(REQUIREMENT): Pick out each line in the data below that contains the string "stop".

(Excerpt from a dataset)
★ ★ ★

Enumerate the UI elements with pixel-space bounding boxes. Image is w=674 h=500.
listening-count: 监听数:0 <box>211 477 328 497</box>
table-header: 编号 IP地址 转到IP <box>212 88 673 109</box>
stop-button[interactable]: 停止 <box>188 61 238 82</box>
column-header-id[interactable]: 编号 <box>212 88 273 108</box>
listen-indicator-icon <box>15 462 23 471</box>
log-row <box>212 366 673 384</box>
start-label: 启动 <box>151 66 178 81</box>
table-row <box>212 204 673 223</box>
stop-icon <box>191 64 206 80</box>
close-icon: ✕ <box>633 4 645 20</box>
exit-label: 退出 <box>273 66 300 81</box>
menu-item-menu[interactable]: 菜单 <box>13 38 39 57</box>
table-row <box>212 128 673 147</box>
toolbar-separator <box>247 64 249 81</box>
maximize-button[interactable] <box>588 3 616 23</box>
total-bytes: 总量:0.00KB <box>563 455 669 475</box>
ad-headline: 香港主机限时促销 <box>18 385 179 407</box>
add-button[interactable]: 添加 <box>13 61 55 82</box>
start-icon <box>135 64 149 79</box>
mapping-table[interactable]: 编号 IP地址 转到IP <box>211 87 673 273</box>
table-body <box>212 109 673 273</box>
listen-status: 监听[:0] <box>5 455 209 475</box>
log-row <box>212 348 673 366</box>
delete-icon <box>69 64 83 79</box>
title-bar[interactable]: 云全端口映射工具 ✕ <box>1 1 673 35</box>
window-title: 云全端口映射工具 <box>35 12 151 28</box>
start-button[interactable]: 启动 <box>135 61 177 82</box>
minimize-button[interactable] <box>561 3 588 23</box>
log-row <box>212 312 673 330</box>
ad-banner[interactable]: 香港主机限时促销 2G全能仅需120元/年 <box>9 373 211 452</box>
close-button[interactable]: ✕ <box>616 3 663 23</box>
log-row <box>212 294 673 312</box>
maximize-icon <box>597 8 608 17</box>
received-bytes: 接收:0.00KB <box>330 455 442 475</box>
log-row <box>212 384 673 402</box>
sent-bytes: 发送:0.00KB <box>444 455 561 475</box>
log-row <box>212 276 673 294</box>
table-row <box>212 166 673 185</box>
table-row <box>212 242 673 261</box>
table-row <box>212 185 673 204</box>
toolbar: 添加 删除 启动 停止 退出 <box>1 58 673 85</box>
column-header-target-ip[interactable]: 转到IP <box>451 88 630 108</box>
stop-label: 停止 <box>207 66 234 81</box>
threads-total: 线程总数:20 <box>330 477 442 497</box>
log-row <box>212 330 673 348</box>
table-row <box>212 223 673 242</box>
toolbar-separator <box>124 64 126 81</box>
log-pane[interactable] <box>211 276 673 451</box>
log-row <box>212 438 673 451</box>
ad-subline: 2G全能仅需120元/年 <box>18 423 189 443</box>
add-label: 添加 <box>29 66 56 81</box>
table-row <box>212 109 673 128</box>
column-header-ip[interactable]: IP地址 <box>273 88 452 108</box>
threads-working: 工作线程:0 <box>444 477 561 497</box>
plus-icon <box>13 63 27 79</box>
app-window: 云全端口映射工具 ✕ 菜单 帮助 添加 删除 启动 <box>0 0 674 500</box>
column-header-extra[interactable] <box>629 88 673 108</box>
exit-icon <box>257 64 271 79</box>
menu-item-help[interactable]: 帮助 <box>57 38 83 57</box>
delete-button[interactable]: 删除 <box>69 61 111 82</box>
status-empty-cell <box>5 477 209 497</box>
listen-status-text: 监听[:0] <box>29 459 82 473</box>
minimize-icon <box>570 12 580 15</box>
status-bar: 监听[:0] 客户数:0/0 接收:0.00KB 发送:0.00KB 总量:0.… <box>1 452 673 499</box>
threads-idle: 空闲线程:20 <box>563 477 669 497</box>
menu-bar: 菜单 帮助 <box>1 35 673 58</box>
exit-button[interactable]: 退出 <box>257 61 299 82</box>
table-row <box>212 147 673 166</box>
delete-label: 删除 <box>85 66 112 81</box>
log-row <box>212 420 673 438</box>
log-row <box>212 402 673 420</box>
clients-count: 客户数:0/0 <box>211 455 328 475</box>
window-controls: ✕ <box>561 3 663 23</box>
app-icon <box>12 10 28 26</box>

★ ★ ★

(SOLUTION TO THIS TASK):
stop-button[interactable]: 停止 <box>188 61 238 82</box>
stop-icon <box>191 64 206 80</box>
stop-label: 停止 <box>207 66 234 81</box>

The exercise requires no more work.